— Start of Record extracts —

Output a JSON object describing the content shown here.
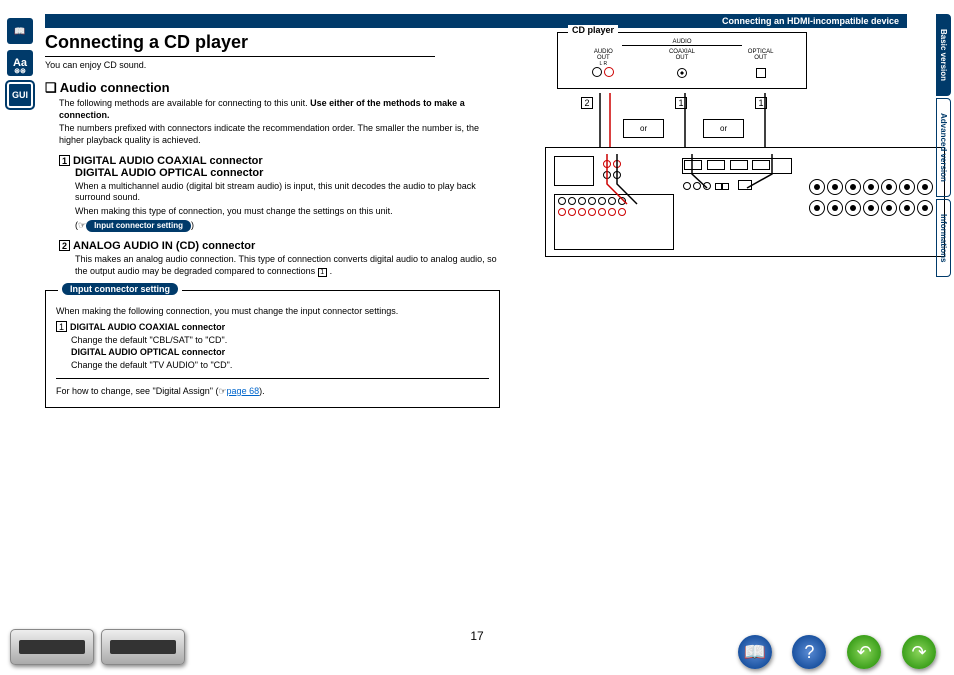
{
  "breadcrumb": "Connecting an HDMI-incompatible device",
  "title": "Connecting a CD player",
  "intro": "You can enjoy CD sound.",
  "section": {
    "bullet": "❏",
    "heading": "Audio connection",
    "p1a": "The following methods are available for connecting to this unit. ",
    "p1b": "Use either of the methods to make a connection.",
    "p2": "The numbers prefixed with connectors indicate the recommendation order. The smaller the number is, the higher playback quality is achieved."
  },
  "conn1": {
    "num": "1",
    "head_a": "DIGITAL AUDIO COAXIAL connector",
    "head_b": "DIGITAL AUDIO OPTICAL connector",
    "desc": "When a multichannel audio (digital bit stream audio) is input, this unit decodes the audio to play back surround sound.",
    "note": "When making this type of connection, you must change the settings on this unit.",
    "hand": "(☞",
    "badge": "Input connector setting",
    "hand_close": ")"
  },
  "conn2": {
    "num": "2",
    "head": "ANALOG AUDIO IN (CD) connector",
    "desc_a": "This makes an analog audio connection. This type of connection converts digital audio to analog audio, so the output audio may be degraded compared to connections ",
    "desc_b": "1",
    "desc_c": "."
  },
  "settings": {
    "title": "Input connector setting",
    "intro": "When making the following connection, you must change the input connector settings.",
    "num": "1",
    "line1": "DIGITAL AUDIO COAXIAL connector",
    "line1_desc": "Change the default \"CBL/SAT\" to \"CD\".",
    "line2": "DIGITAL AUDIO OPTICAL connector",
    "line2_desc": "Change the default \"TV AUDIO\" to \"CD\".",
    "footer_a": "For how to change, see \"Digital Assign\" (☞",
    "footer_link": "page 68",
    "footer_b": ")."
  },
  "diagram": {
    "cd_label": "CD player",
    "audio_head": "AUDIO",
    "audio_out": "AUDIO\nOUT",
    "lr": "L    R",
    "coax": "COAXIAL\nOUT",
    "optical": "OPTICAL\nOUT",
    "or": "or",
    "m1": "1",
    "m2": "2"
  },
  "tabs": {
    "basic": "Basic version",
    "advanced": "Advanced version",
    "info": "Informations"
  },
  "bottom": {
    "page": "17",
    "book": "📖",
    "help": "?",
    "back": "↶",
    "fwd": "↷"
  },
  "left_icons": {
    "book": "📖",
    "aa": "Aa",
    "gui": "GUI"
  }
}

— End of Record extracts —

Direction
Copy down every line of the entries containing the word "nOUT".

Task result
    "audio_out": "AUDIO\nOUT",
    "coax": "COAXIAL\nOUT",
    "optical": "OPTICAL\nOUT",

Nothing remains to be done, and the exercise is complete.